> The exercise
Your task is to copy each line that has the word "neugewählt".

> Raw records

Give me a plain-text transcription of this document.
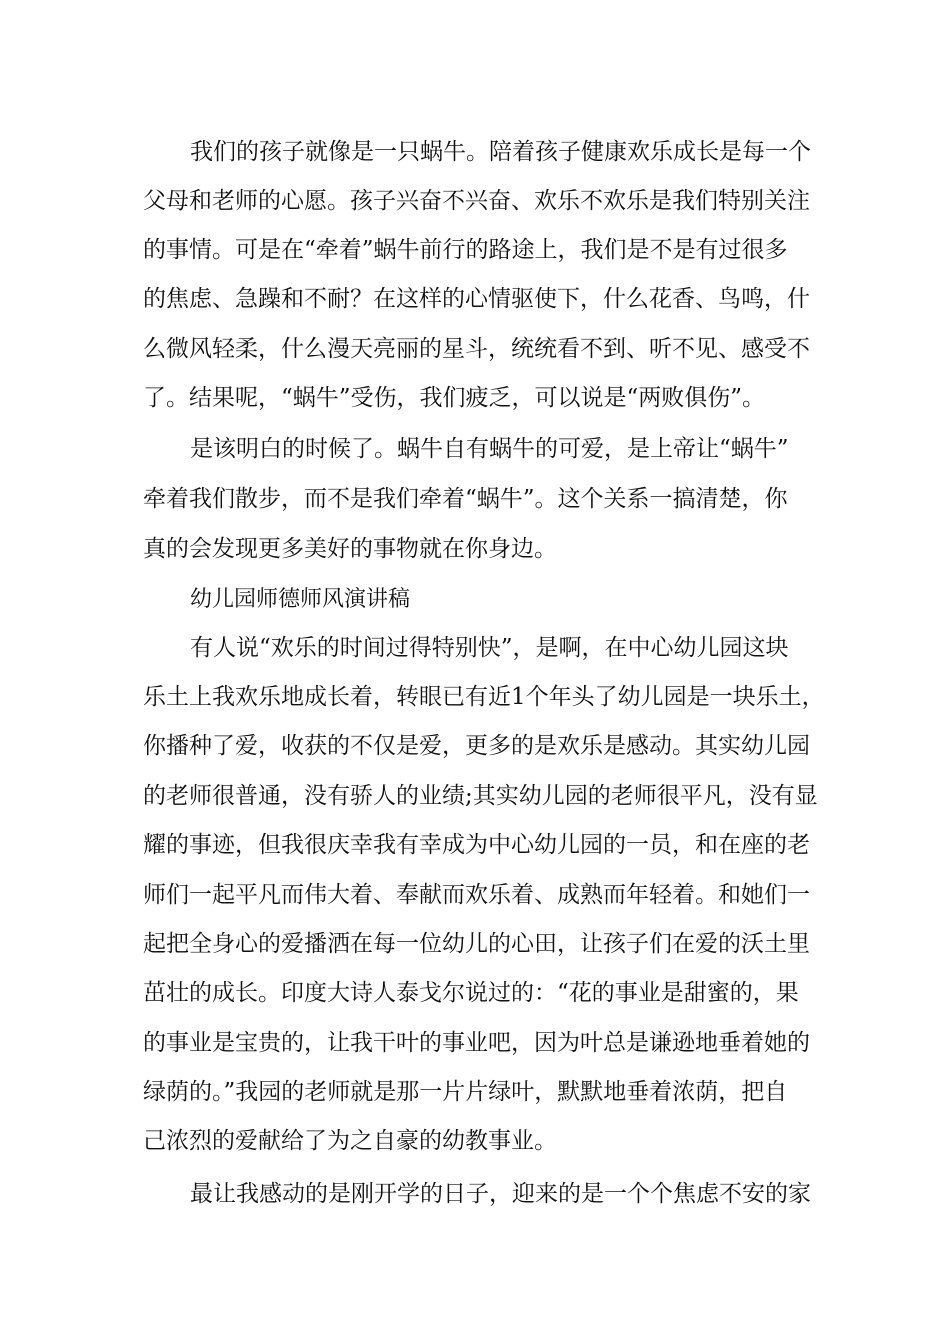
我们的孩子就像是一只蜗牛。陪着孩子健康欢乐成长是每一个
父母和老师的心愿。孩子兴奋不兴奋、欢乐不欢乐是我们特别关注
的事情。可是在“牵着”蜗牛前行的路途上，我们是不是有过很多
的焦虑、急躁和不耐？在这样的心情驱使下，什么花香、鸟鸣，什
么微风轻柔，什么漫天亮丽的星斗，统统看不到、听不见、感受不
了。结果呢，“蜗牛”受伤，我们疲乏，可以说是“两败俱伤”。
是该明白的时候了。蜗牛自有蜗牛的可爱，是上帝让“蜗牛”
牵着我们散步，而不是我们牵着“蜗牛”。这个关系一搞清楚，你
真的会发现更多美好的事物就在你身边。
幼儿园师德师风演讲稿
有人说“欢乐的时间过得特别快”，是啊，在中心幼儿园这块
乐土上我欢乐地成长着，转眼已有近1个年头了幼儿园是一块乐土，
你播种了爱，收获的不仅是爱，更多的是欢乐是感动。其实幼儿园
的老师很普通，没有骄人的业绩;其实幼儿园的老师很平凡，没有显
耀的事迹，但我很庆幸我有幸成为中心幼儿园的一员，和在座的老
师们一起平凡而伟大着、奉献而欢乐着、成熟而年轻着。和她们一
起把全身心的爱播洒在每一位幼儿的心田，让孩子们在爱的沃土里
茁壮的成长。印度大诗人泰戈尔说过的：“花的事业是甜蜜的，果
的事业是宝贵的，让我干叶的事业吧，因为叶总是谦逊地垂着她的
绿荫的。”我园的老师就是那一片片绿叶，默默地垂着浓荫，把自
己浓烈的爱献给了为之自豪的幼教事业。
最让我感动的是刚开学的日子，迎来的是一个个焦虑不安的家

* * *

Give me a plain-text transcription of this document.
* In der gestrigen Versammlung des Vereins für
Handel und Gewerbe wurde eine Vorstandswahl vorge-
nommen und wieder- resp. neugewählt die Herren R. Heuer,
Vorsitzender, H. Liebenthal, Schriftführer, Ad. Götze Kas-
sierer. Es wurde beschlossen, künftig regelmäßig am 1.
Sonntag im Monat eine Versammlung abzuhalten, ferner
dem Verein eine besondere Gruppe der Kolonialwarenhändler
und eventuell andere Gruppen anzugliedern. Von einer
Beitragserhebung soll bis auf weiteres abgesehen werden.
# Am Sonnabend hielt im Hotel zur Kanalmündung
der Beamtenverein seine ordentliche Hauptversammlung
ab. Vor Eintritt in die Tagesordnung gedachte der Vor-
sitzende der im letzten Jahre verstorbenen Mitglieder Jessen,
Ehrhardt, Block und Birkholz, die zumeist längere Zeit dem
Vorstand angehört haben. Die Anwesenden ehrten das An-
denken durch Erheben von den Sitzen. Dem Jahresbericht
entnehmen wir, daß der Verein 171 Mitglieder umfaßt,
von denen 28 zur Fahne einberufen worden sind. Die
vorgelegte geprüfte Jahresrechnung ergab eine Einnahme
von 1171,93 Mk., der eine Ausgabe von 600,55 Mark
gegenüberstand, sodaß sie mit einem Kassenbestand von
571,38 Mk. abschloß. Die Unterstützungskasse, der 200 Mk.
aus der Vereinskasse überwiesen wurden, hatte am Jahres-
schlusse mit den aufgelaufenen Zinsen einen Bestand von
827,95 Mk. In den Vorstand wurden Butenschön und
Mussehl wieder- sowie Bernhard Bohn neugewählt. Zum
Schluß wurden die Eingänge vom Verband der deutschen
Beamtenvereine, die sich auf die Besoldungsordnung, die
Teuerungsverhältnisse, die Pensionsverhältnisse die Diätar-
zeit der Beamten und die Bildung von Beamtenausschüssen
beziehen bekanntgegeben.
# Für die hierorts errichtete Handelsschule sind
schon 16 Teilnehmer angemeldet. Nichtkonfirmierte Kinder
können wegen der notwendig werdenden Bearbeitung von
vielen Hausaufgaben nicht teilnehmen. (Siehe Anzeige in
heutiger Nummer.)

...

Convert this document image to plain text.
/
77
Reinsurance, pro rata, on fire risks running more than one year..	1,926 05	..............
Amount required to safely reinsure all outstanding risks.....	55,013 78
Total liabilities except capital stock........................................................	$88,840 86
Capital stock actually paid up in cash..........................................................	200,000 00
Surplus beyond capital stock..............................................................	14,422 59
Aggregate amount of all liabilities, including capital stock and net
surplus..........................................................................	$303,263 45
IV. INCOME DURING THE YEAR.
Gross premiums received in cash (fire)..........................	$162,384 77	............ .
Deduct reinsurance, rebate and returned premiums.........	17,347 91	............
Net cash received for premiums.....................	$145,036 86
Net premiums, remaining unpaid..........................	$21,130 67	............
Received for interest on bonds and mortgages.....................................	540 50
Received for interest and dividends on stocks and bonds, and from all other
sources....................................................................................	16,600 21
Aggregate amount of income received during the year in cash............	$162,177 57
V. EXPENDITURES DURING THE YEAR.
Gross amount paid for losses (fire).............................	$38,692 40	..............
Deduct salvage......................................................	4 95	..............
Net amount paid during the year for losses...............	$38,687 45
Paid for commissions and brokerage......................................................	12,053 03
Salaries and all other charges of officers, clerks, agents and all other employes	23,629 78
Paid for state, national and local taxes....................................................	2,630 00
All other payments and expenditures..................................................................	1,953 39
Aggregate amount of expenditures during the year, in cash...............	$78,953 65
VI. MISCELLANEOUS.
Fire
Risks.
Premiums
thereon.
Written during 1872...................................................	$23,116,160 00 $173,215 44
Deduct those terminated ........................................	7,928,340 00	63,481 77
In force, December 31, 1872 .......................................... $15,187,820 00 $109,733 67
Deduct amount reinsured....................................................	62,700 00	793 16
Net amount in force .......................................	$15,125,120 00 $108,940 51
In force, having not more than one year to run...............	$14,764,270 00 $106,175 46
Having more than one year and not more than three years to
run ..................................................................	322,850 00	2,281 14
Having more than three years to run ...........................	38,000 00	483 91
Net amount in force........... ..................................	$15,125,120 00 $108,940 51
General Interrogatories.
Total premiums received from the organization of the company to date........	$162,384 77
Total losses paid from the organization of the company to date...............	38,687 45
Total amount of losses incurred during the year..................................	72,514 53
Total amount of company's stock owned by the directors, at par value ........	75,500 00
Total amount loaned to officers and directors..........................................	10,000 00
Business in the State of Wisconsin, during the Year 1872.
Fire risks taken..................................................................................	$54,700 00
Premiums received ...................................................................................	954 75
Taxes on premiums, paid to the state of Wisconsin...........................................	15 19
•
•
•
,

> In response
nommen und wieder- resp. neugewählt die Herren R. Heuer,
Mussehl wieder- sowie Bernhard Bohn neugewählt. Zum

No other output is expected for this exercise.